→ WHAT IS REQUIRED: Each record below should appear again exactly as written.

=-=-=

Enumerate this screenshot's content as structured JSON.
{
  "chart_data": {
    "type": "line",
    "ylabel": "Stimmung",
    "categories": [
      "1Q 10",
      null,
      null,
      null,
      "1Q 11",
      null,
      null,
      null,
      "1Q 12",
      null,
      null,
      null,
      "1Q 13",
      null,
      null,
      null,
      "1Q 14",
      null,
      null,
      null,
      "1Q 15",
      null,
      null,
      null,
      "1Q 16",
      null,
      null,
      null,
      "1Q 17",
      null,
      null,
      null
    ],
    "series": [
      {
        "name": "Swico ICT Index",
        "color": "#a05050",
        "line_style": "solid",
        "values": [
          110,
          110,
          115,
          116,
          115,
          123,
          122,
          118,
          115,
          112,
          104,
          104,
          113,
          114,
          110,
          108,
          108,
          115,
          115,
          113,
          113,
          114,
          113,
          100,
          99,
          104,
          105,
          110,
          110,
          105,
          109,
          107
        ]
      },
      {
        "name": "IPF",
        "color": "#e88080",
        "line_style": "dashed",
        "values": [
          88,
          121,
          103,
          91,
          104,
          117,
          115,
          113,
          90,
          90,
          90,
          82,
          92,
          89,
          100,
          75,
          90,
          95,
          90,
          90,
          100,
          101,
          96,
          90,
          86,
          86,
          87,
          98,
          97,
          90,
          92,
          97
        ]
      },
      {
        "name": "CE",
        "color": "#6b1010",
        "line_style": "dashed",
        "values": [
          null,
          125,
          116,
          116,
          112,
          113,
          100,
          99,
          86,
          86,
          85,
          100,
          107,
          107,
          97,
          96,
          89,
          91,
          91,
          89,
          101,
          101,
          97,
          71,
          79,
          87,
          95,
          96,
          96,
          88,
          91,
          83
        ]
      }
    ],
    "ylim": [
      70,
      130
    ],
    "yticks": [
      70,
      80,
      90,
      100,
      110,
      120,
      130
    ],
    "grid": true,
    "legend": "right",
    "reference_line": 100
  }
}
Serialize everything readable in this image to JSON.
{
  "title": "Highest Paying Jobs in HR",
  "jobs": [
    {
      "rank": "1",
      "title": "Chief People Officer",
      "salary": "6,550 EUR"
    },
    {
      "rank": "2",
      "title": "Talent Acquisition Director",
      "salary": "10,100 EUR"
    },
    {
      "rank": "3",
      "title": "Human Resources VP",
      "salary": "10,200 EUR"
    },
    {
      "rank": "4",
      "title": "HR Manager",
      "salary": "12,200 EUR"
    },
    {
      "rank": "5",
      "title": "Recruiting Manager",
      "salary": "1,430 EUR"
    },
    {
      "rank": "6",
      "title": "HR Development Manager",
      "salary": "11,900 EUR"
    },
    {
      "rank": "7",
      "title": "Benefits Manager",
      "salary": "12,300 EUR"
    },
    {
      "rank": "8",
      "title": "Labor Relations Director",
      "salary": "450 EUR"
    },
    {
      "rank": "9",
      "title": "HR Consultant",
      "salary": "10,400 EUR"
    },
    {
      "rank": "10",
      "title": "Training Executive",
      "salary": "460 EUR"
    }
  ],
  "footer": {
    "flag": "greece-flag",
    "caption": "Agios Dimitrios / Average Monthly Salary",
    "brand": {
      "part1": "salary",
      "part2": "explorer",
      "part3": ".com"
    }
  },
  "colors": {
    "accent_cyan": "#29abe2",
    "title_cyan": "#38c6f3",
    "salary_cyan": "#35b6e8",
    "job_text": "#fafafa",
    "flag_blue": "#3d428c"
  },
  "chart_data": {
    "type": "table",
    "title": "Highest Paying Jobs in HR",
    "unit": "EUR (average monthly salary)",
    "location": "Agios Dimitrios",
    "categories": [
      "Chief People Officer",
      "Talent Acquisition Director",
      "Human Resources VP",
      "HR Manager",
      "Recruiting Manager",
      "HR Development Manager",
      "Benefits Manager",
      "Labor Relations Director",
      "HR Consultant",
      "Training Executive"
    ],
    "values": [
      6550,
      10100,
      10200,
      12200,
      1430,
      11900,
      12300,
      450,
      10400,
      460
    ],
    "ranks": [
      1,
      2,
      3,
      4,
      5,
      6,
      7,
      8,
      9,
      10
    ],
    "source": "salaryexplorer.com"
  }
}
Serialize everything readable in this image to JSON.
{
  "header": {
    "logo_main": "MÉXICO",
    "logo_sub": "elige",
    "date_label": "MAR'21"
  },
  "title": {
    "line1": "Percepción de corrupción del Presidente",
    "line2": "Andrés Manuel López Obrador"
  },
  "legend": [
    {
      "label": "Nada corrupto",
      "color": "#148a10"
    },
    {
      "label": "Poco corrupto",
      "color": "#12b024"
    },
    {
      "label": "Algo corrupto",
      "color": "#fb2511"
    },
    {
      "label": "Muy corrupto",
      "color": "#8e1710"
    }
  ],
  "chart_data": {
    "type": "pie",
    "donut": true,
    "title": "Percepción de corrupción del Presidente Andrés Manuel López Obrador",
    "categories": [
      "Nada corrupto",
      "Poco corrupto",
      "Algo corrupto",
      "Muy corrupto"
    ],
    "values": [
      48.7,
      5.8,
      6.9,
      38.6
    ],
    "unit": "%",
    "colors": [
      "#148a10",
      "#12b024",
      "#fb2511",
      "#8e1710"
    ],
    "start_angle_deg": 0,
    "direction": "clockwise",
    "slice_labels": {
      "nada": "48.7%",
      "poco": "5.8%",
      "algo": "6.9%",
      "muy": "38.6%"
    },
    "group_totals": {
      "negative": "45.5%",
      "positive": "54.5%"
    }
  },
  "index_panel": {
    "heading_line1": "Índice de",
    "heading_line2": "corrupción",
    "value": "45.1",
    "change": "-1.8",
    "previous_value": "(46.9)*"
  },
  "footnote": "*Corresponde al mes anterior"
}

=-=-=

→ FINAL RESULT:
Enumerate this screenshot's content as structured JSON.
{
  "chart_data": {
    "type": "line",
    "ylabel": "Stimmung",
    "categories": [
      "1Q 10",
      null,
      null,
      null,
      "1Q 11",
      null,
      null,
      null,
      "1Q 12",
      null,
      null,
      null,
      "1Q 13",
      null,
      null,
      null,
      "1Q 14",
      null,
      null,
      null,
      "1Q 15",
      null,
      null,
      null,
      "1Q 16",
      null,
      null,
      null,
      "1Q 17",
      null,
      null,
      null
    ],
    "series": [
      {
        "name": "Swico ICT Index",
        "color": "#a05050",
        "line_style": "solid",
        "values": [
          110,
          110,
          115,
          116,
          115,
          123,
          122,
          118,
          115,
          112,
          104,
          104,
          113,
          114,
          110,
          108,
          108,
          115,
          115,
          113,
          113,
          114,
          113,
          100,
          99,
          104,
          105,
          110,
          110,
          105,
          109,
          107
        ]
      },
      {
        "name": "IPF",
        "color": "#e88080",
        "line_style": "dashed",
        "values": [
          88,
          121,
          103,
          91,
          104,
          117,
          115,
          113,
          90,
          90,
          90,
          82,
          92,
          89,
          100,
          75,
          90,
          95,
          90,
          90,
          100,
          101,
          96,
          90,
          86,
          86,
          87,
          98,
          97,
          90,
          92,
          97
        ]
      },
      {
        "name": "CE",
        "color": "#6b1010",
        "line_style": "dashed",
        "values": [
          null,
          125,
          116,
          116,
          112,
          113,
          100,
          99,
          86,
          86,
          85,
          100,
          107,
          107,
          97,
          96,
          89,
          91,
          91,
          89,
          101,
          101,
          97,
          71,
          79,
          87,
          95,
          96,
          96,
          88,
          91,
          83
        ]
      }
    ],
    "ylim": [
      70,
      130
    ],
    "yticks": [
      70,
      80,
      90,
      100,
      110,
      120,
      130
    ],
    "grid": true,
    "legend": "right",
    "reference_line": 100
  }
}
Serialize everything readable in this image to JSON.
{
  "title": "Highest Paying Jobs in HR",
  "jobs": [
    {
      "rank": "1",
      "title": "Chief People Officer",
      "salary": "6,550 EUR"
    },
    {
      "rank": "2",
      "title": "Talent Acquisition Director",
      "salary": "10,100 EUR"
    },
    {
      "rank": "3",
      "title": "Human Resources VP",
      "salary": "10,200 EUR"
    },
    {
      "rank": "4",
      "title": "HR Manager",
      "salary": "12,200 EUR"
    },
    {
      "rank": "5",
      "title": "Recruiting Manager",
      "salary": "1,430 EUR"
    },
    {
      "rank": "6",
      "title": "HR Development Manager",
      "salary": "11,900 EUR"
    },
    {
      "rank": "7",
      "title": "Benefits Manager",
      "salary": "12,300 EUR"
    },
    {
      "rank": "8",
      "title": "Labor Relations Director",
      "salary": "450 EUR"
    },
    {
      "rank": "9",
      "title": "HR Consultant",
      "salary": "10,400 EUR"
    },
    {
      "rank": "10",
      "title": "Training Executive",
      "salary": "460 EUR"
    }
  ],
  "footer": {
    "flag": "greece-flag",
    "caption": "Agios Dimitrios / Average Monthly Salary",
    "brand": {
      "part1": "salary",
      "part2": "explorer",
      "part3": ".com"
    }
  },
  "colors": {
    "accent_cyan": "#29abe2",
    "title_cyan": "#38c6f3",
    "salary_cyan": "#35b6e8",
    "job_text": "#fafafa",
    "flag_blue": "#3d428c"
  },
  "chart_data": {
    "type": "table",
    "title": "Highest Paying Jobs in HR",
    "unit": "EUR (average monthly salary)",
    "location": "Agios Dimitrios",
    "categories": [
      "Chief People Officer",
      "Talent Acquisition Director",
      "Human Resources VP",
      "HR Manager",
      "Recruiting Manager",
      "HR Development Manager",
      "Benefits Manager",
      "Labor Relations Director",
      "HR Consultant",
      "Training Executive"
    ],
    "values": [
      6550,
      10100,
      10200,
      12200,
      1430,
      11900,
      12300,
      450,
      10400,
      460
    ],
    "ranks": [
      1,
      2,
      3,
      4,
      5,
      6,
      7,
      8,
      9,
      10
    ],
    "source": "salaryexplorer.com"
  }
}
Serialize everything readable in this image to JSON.
{
  "header": {
    "logo_main": "MÉXICO",
    "logo_sub": "elige",
    "date_label": "MAR'21"
  },
  "title": {
    "line1": "Percepción de corrupción del Presidente",
    "line2": "Andrés Manuel López Obrador"
  },
  "legend": [
    {
      "label": "Nada corrupto",
      "color": "#148a10"
    },
    {
      "label": "Poco corrupto",
      "color": "#12b024"
    },
    {
      "label": "Algo corrupto",
      "color": "#fb2511"
    },
    {
      "label": "Muy corrupto",
      "color": "#8e1710"
    }
  ],
  "chart_data": {
    "type": "pie",
    "donut": true,
    "title": "Percepción de corrupción del Presidente Andrés Manuel López Obrador",
    "categories": [
      "Nada corrupto",
      "Poco corrupto",
      "Algo corrupto",
      "Muy corrupto"
    ],
    "values": [
      48.7,
      5.8,
      6.9,
      38.6
    ],
    "unit": "%",
    "colors": [
      "#148a10",
      "#12b024",
      "#fb2511",
      "#8e1710"
    ],
    "start_angle_deg": 0,
    "direction": "clockwise",
    "slice_labels": {
      "nada": "48.7%",
      "poco": "5.8%",
      "algo": "6.9%",
      "muy": "38.6%"
    },
    "group_totals": {
      "negative": "45.5%",
      "positive": "54.5%"
    }
  },
  "index_panel": {
    "heading_line1": "Índice de",
    "heading_line2": "corrupción",
    "value": "45.1",
    "change": "-1.8",
    "previous_value": "(46.9)*"
  },
  "footnote": "*Corresponde al mes anterior"
}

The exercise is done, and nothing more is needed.